* [Set task]
Reproduce the entries word for word, and omit any picture you find in them.

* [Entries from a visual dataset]
↓↓↓
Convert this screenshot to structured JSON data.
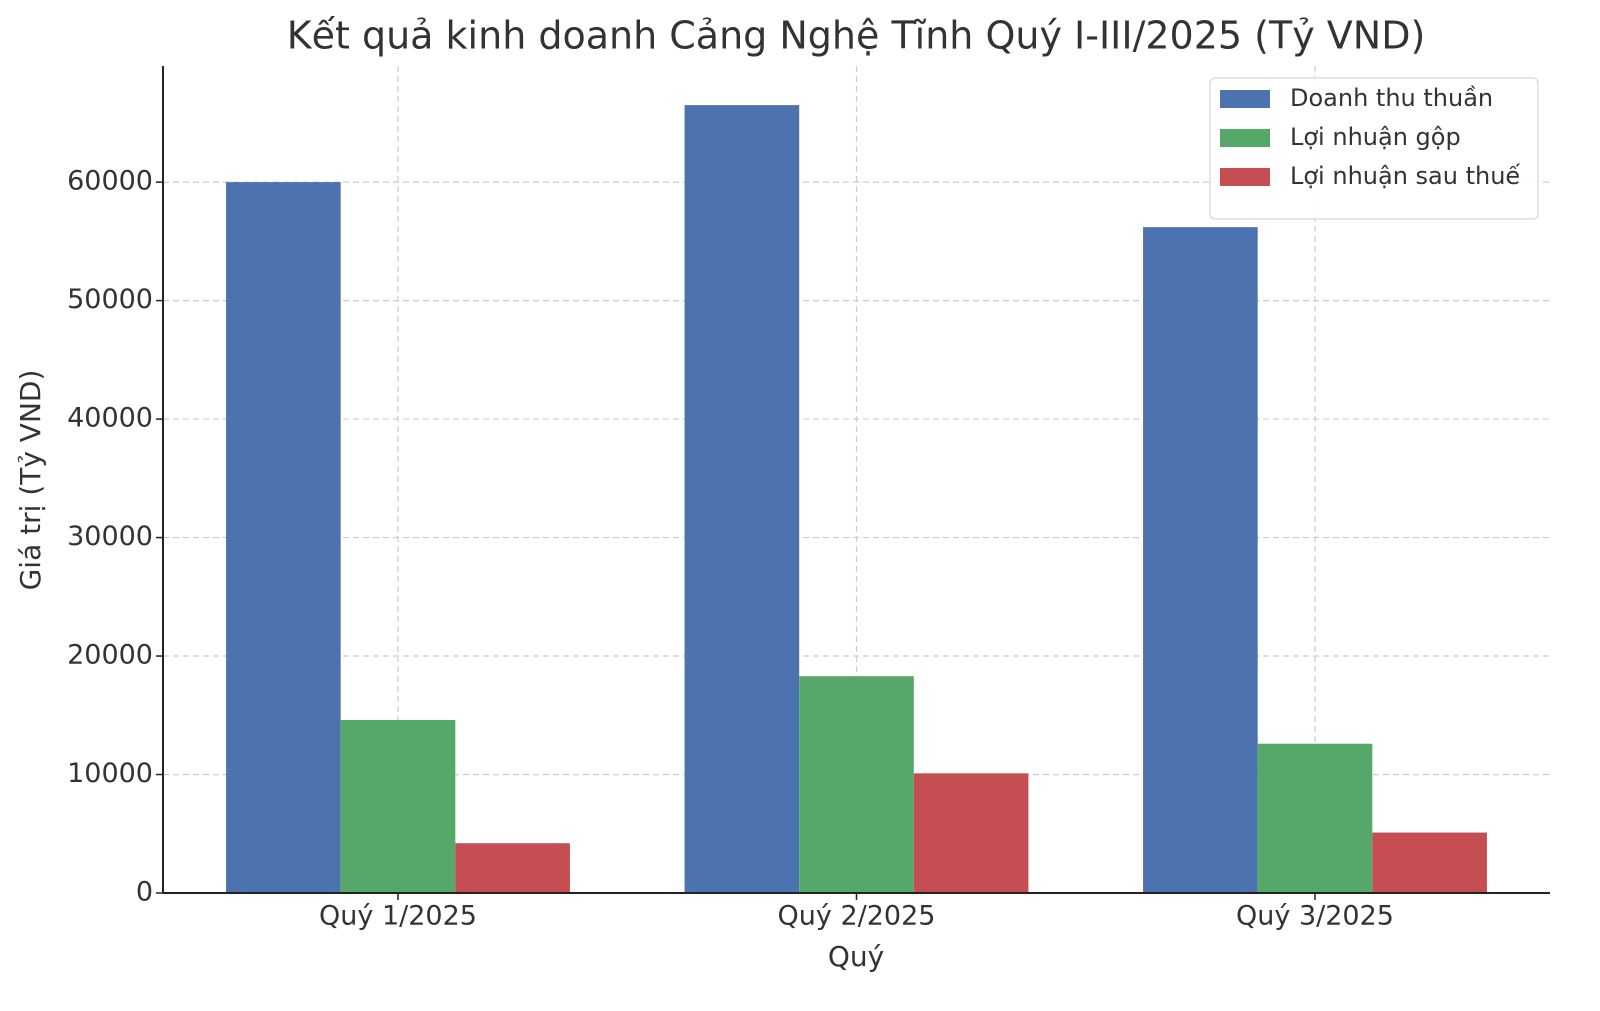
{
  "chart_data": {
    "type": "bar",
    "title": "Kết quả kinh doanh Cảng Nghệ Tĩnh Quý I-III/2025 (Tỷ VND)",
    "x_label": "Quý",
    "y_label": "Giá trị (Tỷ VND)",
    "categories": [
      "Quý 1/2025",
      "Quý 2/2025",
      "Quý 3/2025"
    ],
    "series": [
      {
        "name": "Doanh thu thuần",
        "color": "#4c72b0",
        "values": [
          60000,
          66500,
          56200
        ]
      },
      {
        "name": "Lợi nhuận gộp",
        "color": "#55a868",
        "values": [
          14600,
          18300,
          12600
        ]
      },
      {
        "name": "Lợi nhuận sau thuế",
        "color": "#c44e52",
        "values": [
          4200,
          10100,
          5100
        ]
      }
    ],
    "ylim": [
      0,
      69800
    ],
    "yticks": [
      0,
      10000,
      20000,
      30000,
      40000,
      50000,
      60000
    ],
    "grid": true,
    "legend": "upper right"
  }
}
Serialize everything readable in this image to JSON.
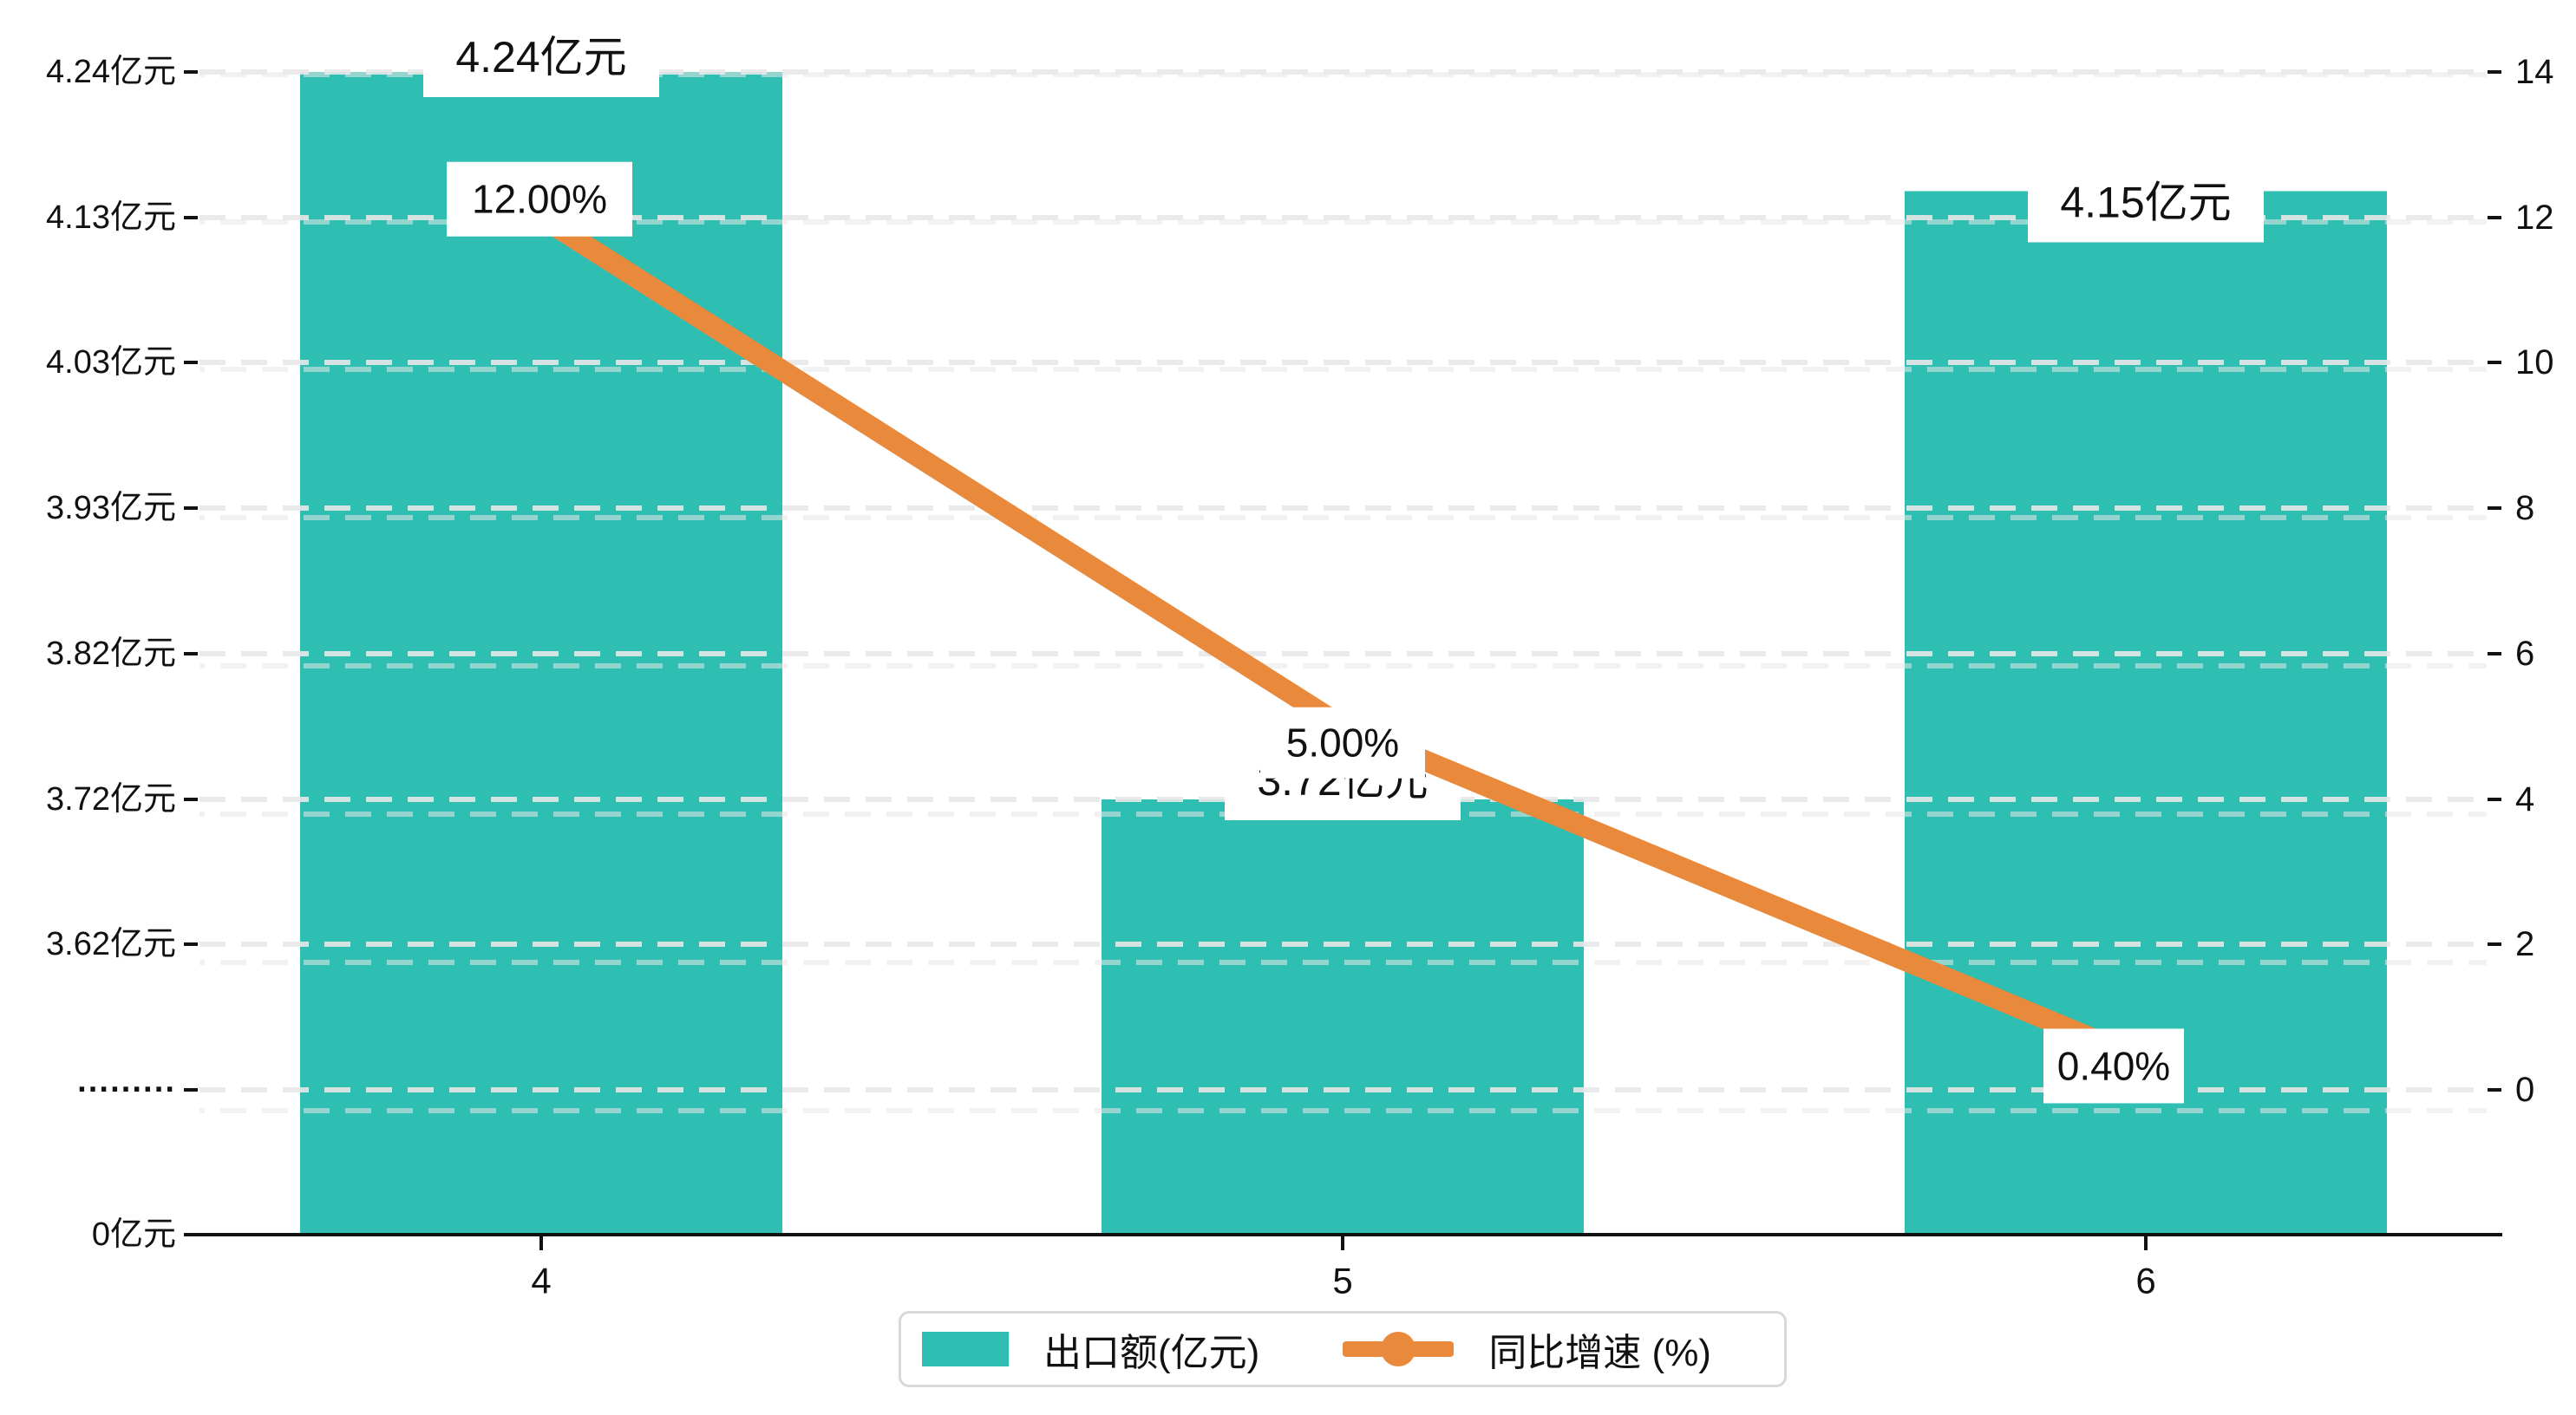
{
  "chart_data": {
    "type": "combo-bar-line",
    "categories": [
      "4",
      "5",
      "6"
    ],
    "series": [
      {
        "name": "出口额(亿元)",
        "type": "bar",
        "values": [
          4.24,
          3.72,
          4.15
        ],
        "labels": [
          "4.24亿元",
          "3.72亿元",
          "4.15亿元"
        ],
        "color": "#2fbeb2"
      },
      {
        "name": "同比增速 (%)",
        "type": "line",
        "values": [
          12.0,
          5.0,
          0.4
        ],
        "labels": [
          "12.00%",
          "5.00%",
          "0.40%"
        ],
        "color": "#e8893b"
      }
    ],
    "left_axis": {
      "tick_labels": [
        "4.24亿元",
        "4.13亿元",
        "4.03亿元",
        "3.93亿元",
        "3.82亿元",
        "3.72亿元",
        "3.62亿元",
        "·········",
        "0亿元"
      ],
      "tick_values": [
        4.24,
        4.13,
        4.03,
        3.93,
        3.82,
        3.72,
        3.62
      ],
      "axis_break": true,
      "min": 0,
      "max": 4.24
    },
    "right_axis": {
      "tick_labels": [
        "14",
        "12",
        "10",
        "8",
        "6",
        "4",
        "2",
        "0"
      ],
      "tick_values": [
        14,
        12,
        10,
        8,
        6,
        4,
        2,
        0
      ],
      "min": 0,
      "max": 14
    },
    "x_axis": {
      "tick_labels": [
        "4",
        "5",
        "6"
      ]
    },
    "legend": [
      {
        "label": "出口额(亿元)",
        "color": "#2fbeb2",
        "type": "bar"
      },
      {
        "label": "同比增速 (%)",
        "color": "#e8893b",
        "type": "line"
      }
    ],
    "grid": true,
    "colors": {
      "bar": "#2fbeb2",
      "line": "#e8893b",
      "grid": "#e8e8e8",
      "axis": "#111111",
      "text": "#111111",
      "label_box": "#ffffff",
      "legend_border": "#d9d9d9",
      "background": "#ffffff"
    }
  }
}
↑↑↑
* [Response to the task]
Convert this screenshot to structured JSON data.
{
  "chart_data": {
    "type": "bar",
    "title": "Kết quả kinh doanh Cảng Nghệ Tĩnh Quý I-III/2025 (Tỷ VND)",
    "x_label": "Quý",
    "y_label": "Giá trị (Tỷ VND)",
    "categories": [
      "Quý 1/2025",
      "Quý 2/2025",
      "Quý 3/2025"
    ],
    "series": [
      {
        "name": "Doanh thu thuần",
        "color": "#4c72b0",
        "values": [
          60000,
          66500,
          56200
        ]
      },
      {
        "name": "Lợi nhuận gộp",
        "color": "#55a868",
        "values": [
          14600,
          18300,
          12600
        ]
      },
      {
        "name": "Lợi nhuận sau thuế",
        "color": "#c44e52",
        "values": [
          4200,
          10100,
          5100
        ]
      }
    ],
    "ylim": [
      0,
      69800
    ],
    "yticks": [
      0,
      10000,
      20000,
      30000,
      40000,
      50000,
      60000
    ],
    "grid": true,
    "legend": "upper right"
  }
}
Serialize everything readable in this image to JSON.
{
  "chart_data": {
    "type": "combo-bar-line",
    "categories": [
      "4",
      "5",
      "6"
    ],
    "series": [
      {
        "name": "出口额(亿元)",
        "type": "bar",
        "values": [
          4.24,
          3.72,
          4.15
        ],
        "labels": [
          "4.24亿元",
          "3.72亿元",
          "4.15亿元"
        ],
        "color": "#2fbeb2"
      },
      {
        "name": "同比增速 (%)",
        "type": "line",
        "values": [
          12.0,
          5.0,
          0.4
        ],
        "labels": [
          "12.00%",
          "5.00%",
          "0.40%"
        ],
        "color": "#e8893b"
      }
    ],
    "left_axis": {
      "tick_labels": [
        "4.24亿元",
        "4.13亿元",
        "4.03亿元",
        "3.93亿元",
        "3.82亿元",
        "3.72亿元",
        "3.62亿元",
        "·········",
        "0亿元"
      ],
      "tick_values": [
        4.24,
        4.13,
        4.03,
        3.93,
        3.82,
        3.72,
        3.62
      ],
      "axis_break": true,
      "min": 0,
      "max": 4.24
    },
    "right_axis": {
      "tick_labels": [
        "14",
        "12",
        "10",
        "8",
        "6",
        "4",
        "2",
        "0"
      ],
      "tick_values": [
        14,
        12,
        10,
        8,
        6,
        4,
        2,
        0
      ],
      "min": 0,
      "max": 14
    },
    "x_axis": {
      "tick_labels": [
        "4",
        "5",
        "6"
      ]
    },
    "legend": [
      {
        "label": "出口额(亿元)",
        "color": "#2fbeb2",
        "type": "bar"
      },
      {
        "label": "同比增速 (%)",
        "color": "#e8893b",
        "type": "line"
      }
    ],
    "grid": true,
    "colors": {
      "bar": "#2fbeb2",
      "line": "#e8893b",
      "grid": "#e8e8e8",
      "axis": "#111111",
      "text": "#111111",
      "label_box": "#ffffff",
      "legend_border": "#d9d9d9",
      "background": "#ffffff"
    }
  }
}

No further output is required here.